--- Text excerpt ---
The Salonga National Park in central Democratic Republic of Congo (DRC) has been removed from UNESCO's list of World Heritage in Danger. This is an early decision according to environmental activists, who continue to call for the cancellation of oil concessions granted in the Salonga and Virunga parks by the DRC government.
The World Heritage Committee, meeting online from 16-19 July 2021, removed Salonga National Park in the Democratic Republic of Congo (DRC) from the List of World Heritage in Danger due to improvements in its state of conservation. “Regular wildlife monitoring shows that bonobo populations remain stable within the reserve despite past pressures and that the forest elephant population has slowly begun to recover,” says the United Nations Educational, Scientific and Cultural Organisation (UNESCO), the developer of the list.
The List of World Heritage in Danger is designed to inform the international community of conditions threatening the very characteristics that led to a site’s inscription on the World Heritage List and to encourage corrective action. Located in central Congo, with an area of 36,000 km2, Salonga National Park, created in 1970, was inscribed on the World Heritage List in 1984. Fifteen years later, in 1999, UNESCO added it to its List of World Heritage in Danger. This was due to the civil war that hit part of the country, increasing poaching and the installation of houses in the region.
While the removal of Salonga from the List of World Heritage in Danger is a satisfaction for the DR Congolese government, as well as for the Congolese Institute for Nature Conservation (ICCN) and the World-Wide Fund for Nature (WWF), which has been managing the park since 2015, it is not the same for some environmental activists.

--- Exercise instructions ---
1. In the text on Salonga National Park:
(a) On what dates did the World Heritage Committee meet online?
(b) In what year was the park inscribed on the World Heritage List?
(c) Which organization has managed the park since 2015?
2. Which years does the text on Salonga National Park mention? List all of them.

--- Source material ---
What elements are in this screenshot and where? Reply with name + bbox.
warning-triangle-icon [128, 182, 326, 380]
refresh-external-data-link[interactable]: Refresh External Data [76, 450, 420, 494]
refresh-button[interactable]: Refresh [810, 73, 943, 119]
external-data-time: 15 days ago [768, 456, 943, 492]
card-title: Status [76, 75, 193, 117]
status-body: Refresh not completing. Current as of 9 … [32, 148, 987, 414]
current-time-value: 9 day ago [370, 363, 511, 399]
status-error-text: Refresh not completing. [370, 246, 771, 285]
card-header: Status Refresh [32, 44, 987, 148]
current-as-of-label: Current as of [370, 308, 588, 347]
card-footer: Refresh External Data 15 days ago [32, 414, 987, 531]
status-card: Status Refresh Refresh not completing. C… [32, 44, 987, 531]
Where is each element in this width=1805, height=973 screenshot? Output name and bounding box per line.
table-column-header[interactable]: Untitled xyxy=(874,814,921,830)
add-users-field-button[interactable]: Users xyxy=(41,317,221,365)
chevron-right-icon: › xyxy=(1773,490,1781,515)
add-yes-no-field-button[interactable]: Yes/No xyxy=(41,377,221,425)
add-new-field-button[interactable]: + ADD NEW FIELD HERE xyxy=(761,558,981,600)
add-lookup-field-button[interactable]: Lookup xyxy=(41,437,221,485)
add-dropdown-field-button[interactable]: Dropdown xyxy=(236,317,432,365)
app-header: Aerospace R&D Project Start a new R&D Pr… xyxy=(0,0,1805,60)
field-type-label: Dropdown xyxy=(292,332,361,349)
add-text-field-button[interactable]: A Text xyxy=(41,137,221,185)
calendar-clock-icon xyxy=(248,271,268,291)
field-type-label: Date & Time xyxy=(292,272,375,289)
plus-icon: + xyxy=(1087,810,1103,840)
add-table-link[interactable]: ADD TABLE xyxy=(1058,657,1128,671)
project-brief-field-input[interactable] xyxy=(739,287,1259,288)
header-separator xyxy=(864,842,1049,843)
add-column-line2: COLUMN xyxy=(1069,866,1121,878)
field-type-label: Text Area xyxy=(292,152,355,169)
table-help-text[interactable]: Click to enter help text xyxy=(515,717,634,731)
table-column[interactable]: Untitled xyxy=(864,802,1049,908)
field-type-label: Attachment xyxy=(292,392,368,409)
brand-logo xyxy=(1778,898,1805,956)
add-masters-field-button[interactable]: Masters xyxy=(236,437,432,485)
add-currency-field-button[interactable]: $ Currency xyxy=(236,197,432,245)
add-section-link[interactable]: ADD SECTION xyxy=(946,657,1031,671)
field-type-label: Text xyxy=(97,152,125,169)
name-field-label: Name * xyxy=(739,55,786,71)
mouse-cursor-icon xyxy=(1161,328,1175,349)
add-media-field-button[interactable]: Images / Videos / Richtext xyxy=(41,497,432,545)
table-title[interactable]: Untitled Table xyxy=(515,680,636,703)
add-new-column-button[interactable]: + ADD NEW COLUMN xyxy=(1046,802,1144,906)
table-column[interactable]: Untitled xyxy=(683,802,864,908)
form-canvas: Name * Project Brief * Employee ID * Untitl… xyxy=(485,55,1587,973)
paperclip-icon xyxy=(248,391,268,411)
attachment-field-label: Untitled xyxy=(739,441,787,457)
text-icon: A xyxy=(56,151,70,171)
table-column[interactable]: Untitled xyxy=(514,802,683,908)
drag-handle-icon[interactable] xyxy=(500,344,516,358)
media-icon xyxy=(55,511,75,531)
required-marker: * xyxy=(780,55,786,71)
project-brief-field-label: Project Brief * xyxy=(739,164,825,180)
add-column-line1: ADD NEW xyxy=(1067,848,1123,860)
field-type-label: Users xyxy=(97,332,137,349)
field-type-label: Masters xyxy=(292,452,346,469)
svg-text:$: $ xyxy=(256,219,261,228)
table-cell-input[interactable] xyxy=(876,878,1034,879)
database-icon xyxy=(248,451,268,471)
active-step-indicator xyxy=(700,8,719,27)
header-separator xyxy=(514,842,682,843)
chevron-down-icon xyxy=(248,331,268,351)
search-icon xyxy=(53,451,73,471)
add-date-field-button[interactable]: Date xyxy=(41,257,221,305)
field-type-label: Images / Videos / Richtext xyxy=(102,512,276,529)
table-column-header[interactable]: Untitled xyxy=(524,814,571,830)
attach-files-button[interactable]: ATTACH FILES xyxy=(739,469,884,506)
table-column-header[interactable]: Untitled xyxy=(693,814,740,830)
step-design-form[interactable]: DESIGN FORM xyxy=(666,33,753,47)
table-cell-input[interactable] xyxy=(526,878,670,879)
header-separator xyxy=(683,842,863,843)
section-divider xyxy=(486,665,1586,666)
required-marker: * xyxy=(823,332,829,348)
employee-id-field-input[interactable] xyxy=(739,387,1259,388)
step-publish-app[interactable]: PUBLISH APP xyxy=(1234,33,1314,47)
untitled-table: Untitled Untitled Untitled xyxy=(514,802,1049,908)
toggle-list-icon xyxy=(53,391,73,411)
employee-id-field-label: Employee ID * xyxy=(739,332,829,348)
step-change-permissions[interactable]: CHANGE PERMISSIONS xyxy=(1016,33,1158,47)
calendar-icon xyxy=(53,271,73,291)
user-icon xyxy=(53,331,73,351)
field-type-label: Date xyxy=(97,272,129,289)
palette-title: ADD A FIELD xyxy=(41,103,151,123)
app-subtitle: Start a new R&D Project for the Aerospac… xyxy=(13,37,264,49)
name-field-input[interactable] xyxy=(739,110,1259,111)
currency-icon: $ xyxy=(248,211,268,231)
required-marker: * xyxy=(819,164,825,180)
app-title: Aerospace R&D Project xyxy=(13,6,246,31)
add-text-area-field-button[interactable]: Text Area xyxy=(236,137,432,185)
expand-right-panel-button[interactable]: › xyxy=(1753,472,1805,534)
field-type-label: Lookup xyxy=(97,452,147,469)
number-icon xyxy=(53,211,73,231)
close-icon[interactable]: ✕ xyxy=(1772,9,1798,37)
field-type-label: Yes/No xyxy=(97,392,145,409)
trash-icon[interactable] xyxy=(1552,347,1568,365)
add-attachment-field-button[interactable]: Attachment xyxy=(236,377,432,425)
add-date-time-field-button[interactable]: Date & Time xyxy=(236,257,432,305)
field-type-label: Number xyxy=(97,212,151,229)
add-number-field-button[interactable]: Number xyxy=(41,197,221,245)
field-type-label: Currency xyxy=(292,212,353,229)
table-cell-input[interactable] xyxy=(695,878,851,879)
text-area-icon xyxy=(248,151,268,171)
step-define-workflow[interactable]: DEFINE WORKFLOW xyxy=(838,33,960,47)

--- Written responses ---
1.
(a) 16-19 July 2021
(b) 1984
(c) The World-Wide Fund for Nature (WWF)

2. 1970, 1984, 1999, 2015, 2021